→ Work to do: Copy all lines holding the word "抚养比见底时人均GDP" from the entries.

→ Material for this task:
****************************************
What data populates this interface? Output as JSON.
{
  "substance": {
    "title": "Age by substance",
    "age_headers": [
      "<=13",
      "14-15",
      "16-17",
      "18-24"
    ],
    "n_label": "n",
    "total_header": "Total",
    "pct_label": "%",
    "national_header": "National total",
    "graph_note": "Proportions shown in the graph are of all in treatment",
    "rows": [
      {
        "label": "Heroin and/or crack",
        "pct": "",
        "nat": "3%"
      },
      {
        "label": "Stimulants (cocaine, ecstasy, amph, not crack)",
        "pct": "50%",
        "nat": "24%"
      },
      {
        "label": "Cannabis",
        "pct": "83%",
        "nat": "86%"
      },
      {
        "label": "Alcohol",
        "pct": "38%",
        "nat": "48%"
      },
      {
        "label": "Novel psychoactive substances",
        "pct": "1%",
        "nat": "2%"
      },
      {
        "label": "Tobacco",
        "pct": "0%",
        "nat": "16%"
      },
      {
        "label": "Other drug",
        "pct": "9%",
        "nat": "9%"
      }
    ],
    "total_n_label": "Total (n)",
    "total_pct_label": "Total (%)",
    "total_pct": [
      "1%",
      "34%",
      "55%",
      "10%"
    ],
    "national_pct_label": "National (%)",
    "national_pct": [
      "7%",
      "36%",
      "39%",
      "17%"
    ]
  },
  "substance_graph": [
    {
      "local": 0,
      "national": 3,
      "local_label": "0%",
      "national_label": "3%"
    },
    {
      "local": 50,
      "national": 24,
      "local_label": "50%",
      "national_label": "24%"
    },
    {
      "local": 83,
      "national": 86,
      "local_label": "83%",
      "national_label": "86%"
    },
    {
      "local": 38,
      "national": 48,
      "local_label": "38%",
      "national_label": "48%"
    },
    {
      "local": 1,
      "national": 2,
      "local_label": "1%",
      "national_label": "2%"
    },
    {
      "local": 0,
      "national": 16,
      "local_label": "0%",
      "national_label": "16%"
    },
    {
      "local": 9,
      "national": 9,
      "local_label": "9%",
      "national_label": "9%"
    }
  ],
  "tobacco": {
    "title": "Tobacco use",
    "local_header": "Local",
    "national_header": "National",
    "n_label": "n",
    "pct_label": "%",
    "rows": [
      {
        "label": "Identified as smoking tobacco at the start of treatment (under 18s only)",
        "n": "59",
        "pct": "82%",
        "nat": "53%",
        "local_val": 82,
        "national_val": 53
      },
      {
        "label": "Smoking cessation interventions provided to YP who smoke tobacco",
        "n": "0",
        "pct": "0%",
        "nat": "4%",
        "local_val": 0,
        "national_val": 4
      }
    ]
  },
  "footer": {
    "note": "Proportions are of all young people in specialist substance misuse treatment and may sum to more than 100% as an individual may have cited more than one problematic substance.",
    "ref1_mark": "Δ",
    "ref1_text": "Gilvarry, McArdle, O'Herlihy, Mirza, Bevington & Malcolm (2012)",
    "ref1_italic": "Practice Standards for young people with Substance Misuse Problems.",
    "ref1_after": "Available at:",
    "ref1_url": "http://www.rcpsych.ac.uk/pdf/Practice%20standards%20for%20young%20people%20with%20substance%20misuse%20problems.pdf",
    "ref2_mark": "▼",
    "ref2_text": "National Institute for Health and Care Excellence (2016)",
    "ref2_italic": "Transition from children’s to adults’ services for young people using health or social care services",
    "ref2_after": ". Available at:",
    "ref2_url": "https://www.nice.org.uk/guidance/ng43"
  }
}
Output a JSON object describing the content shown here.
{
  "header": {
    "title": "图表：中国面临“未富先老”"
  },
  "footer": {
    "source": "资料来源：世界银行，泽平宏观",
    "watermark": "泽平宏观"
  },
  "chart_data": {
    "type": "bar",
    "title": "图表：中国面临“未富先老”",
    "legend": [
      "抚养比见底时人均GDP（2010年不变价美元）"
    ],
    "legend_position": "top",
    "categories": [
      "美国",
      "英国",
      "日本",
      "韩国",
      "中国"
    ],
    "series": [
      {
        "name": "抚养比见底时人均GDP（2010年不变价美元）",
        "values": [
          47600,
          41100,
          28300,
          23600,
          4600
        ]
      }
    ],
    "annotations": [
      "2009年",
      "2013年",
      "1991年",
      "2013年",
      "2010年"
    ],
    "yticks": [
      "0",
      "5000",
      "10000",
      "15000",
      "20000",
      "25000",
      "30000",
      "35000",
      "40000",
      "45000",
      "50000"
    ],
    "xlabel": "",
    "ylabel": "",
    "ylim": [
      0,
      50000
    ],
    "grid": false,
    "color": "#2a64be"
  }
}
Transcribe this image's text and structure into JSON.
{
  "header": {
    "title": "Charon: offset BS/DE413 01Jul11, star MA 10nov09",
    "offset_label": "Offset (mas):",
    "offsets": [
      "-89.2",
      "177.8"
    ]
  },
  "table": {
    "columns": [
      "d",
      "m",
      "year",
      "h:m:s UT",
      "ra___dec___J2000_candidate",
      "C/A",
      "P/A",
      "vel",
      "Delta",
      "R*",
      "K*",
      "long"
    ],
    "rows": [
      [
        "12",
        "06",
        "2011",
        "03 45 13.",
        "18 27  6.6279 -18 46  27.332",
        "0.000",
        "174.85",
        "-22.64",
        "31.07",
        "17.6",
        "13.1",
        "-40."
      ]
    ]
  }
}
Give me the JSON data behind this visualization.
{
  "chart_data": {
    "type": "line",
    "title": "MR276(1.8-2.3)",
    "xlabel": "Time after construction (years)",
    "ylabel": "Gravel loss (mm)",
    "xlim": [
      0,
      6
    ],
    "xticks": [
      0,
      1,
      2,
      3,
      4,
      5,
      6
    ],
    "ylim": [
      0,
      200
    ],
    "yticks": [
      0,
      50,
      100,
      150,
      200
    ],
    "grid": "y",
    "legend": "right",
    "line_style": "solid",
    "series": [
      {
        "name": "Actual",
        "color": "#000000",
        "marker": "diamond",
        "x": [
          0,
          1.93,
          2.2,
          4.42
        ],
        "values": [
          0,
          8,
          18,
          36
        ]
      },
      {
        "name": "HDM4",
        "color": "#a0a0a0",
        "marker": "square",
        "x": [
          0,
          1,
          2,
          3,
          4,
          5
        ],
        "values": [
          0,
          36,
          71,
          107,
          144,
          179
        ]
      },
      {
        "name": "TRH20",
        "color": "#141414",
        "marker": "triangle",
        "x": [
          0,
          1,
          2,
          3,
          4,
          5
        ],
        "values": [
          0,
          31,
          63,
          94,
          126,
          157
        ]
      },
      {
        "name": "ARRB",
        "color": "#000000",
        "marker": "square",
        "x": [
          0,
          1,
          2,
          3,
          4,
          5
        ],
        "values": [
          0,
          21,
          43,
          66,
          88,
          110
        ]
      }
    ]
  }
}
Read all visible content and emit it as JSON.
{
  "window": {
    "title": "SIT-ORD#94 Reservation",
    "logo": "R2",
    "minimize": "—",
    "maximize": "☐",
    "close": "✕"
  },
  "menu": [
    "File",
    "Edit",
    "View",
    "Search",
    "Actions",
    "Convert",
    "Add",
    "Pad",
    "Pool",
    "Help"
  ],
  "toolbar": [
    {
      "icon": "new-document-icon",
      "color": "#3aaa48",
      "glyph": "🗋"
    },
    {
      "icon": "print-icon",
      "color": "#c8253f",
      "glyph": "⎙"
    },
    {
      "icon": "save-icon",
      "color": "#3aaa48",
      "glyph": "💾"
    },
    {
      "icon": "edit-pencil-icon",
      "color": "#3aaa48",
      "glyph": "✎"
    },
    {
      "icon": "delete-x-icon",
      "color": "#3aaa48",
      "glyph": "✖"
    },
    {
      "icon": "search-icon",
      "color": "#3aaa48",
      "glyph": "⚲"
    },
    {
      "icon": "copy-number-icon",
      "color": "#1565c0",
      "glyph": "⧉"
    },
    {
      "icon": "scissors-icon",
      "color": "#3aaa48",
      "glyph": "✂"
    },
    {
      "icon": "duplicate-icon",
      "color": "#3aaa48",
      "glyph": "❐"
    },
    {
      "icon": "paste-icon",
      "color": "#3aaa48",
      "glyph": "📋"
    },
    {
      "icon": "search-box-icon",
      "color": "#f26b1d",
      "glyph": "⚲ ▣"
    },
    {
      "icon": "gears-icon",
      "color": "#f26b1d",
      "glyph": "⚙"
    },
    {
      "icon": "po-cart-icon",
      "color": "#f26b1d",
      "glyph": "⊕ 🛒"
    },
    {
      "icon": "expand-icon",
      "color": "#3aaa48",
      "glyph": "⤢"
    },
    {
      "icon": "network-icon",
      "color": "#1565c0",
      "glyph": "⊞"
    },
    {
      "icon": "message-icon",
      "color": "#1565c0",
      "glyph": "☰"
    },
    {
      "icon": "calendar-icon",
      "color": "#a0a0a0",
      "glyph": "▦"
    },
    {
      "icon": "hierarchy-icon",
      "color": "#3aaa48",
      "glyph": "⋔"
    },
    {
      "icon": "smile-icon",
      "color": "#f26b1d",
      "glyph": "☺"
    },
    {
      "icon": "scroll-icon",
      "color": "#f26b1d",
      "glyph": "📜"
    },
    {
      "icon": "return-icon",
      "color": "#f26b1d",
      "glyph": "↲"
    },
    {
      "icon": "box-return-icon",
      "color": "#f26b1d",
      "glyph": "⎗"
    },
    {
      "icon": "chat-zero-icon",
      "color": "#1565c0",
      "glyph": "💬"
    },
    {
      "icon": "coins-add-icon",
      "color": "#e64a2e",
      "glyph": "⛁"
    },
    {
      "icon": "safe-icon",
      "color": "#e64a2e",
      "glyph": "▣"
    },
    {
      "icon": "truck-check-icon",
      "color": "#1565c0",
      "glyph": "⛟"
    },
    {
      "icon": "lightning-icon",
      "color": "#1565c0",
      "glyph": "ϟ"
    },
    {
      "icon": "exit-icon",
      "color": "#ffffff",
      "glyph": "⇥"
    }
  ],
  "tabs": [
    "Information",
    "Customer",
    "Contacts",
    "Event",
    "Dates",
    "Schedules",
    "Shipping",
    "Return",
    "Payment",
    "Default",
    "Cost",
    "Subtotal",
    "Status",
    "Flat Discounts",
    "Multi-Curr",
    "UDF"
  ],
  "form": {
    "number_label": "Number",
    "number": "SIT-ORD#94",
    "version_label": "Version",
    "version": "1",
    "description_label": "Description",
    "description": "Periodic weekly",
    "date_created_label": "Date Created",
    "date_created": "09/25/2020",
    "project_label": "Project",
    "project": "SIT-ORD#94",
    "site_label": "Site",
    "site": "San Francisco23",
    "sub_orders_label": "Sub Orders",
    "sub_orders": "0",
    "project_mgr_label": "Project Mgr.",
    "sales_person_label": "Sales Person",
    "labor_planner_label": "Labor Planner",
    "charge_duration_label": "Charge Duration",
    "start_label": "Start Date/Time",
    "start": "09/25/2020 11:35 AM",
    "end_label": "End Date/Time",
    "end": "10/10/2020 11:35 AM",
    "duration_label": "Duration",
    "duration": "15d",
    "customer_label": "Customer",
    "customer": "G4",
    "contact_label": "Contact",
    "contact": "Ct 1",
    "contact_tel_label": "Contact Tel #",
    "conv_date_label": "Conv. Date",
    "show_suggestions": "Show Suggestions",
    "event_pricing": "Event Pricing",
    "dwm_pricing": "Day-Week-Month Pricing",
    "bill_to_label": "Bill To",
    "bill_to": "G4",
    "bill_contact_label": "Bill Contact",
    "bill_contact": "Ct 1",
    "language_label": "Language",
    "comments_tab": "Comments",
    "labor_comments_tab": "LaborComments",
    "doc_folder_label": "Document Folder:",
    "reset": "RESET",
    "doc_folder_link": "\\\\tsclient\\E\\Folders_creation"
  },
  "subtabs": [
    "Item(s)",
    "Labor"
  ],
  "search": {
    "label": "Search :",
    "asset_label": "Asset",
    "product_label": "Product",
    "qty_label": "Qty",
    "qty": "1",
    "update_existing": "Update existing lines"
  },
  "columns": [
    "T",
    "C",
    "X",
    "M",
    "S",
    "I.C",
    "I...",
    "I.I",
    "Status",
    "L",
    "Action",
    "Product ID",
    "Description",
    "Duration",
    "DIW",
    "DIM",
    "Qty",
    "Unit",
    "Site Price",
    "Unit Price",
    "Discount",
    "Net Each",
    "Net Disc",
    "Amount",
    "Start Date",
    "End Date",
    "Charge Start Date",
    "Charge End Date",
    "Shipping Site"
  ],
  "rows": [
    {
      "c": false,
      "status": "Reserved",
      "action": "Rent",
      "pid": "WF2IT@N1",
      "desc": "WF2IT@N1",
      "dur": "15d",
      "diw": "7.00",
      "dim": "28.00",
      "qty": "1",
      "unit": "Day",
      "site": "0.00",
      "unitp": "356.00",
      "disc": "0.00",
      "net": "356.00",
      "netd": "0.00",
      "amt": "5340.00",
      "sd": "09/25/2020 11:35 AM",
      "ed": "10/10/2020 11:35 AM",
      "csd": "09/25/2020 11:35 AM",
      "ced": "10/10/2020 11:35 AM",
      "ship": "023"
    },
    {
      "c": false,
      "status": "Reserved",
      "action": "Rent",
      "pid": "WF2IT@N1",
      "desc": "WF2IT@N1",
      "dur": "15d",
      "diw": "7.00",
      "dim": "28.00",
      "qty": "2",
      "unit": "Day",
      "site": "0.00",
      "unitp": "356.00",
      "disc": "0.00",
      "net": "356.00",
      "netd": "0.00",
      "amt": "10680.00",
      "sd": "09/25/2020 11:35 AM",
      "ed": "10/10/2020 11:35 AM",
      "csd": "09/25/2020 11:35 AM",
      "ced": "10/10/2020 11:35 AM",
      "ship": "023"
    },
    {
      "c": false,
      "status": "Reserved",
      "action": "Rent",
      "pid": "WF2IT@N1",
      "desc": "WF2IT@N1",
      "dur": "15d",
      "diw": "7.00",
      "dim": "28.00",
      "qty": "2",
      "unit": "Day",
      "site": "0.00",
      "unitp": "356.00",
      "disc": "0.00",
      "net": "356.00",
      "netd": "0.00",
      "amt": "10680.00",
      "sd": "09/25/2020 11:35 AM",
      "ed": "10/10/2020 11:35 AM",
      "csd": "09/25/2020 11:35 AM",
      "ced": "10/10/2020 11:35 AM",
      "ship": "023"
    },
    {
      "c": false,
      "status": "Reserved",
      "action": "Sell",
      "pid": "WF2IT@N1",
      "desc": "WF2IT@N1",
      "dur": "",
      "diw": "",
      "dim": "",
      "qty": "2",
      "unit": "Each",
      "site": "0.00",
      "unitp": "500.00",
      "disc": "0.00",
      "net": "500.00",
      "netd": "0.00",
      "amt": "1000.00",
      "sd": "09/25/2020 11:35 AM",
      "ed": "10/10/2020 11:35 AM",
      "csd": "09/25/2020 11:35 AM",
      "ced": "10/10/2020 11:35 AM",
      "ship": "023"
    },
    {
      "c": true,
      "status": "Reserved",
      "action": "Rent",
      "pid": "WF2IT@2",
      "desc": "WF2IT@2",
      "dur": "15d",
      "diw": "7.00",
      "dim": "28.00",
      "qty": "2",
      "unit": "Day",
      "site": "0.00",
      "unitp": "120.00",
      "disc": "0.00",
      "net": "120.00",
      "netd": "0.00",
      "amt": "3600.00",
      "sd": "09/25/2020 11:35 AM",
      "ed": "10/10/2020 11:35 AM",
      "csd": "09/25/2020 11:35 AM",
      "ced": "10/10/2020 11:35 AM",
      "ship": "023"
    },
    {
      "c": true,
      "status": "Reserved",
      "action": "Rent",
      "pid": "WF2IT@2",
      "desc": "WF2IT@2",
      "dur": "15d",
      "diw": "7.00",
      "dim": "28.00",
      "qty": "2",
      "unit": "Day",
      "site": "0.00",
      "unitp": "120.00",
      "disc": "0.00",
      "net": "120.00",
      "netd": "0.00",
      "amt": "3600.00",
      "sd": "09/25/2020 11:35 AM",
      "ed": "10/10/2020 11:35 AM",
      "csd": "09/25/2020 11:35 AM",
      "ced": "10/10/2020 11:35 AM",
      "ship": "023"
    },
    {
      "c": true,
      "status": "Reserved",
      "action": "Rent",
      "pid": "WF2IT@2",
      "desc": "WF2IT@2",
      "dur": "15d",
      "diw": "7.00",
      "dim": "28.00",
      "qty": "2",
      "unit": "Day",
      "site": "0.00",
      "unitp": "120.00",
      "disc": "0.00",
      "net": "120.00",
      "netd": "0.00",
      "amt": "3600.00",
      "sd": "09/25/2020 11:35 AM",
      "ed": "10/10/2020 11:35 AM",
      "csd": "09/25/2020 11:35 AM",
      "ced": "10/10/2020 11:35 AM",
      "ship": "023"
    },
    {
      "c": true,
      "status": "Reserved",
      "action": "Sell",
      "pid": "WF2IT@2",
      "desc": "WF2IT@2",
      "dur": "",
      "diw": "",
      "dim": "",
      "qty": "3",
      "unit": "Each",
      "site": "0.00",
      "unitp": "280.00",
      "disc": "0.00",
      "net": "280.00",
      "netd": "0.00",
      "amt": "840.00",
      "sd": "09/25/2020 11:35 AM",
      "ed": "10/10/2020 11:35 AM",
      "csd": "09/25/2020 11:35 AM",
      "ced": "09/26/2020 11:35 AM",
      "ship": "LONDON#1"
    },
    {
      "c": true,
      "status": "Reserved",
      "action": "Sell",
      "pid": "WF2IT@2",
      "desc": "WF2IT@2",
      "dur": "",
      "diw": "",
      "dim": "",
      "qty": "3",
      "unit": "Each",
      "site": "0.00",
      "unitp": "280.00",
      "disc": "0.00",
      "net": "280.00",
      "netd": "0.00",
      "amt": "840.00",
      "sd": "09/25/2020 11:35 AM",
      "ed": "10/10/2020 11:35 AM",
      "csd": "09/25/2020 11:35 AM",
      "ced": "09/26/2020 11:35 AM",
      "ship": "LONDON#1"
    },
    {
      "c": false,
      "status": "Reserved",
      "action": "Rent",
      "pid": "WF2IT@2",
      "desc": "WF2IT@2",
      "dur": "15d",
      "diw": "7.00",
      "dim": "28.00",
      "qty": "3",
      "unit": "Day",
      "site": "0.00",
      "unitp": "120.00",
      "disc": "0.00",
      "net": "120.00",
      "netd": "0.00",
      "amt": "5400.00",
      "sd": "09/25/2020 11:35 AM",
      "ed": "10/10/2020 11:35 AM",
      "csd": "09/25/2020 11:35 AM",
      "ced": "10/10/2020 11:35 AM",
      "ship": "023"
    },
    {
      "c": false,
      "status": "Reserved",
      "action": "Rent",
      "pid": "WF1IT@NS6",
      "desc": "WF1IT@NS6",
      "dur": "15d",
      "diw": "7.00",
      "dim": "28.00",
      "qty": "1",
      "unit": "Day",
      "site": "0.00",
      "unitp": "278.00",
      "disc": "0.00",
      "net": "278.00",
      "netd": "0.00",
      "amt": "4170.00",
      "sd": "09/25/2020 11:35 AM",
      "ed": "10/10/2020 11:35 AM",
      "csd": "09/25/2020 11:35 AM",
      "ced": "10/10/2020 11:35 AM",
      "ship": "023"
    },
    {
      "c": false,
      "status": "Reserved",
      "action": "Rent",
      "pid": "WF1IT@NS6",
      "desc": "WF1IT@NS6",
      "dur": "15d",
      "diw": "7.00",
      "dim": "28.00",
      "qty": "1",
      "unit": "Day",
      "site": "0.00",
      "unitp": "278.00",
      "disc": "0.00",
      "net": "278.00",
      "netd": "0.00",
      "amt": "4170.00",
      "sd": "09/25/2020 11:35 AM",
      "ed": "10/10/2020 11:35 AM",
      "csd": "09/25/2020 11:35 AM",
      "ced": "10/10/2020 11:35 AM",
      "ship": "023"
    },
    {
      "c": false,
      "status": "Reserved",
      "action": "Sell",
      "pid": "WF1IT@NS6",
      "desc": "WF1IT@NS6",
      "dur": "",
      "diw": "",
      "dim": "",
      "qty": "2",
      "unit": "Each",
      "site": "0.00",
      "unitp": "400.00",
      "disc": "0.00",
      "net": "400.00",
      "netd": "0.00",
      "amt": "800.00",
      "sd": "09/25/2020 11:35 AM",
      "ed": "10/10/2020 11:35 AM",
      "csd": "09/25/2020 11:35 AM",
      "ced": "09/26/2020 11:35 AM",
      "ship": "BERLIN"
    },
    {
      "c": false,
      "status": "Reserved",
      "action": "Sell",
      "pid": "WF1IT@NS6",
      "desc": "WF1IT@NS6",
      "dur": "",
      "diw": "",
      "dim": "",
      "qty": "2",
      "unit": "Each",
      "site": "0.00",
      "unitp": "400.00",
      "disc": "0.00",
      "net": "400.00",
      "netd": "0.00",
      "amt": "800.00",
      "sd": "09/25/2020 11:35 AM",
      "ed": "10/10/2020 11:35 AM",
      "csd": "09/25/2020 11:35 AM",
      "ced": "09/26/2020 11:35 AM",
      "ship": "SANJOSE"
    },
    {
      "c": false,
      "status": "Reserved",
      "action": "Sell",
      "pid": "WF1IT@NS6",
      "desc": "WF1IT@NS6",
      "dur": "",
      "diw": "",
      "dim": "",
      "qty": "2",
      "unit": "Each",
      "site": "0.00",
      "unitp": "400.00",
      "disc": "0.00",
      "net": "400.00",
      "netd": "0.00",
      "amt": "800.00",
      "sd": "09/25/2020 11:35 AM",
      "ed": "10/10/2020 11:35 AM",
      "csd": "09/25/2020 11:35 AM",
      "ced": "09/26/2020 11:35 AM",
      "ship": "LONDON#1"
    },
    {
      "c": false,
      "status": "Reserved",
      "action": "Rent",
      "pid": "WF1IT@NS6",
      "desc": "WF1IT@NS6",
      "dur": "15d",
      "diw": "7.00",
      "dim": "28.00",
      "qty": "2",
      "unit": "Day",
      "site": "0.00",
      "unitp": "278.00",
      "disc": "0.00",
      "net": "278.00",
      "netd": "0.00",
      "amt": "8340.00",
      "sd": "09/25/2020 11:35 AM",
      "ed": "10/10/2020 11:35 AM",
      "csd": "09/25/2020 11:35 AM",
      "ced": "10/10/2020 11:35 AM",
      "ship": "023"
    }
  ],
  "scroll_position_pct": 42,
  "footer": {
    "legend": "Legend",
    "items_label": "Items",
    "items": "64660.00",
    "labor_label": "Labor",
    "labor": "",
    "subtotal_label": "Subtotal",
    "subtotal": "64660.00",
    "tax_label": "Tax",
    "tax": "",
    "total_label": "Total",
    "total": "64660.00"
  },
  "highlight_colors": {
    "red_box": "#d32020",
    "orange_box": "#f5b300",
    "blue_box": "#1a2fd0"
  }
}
****************************************
→ Result of this task:
      "抚养比见底时人均GDP（2010年不变价美元）"
        "name": "抚养比见底时人均GDP（2010年不变价美元）",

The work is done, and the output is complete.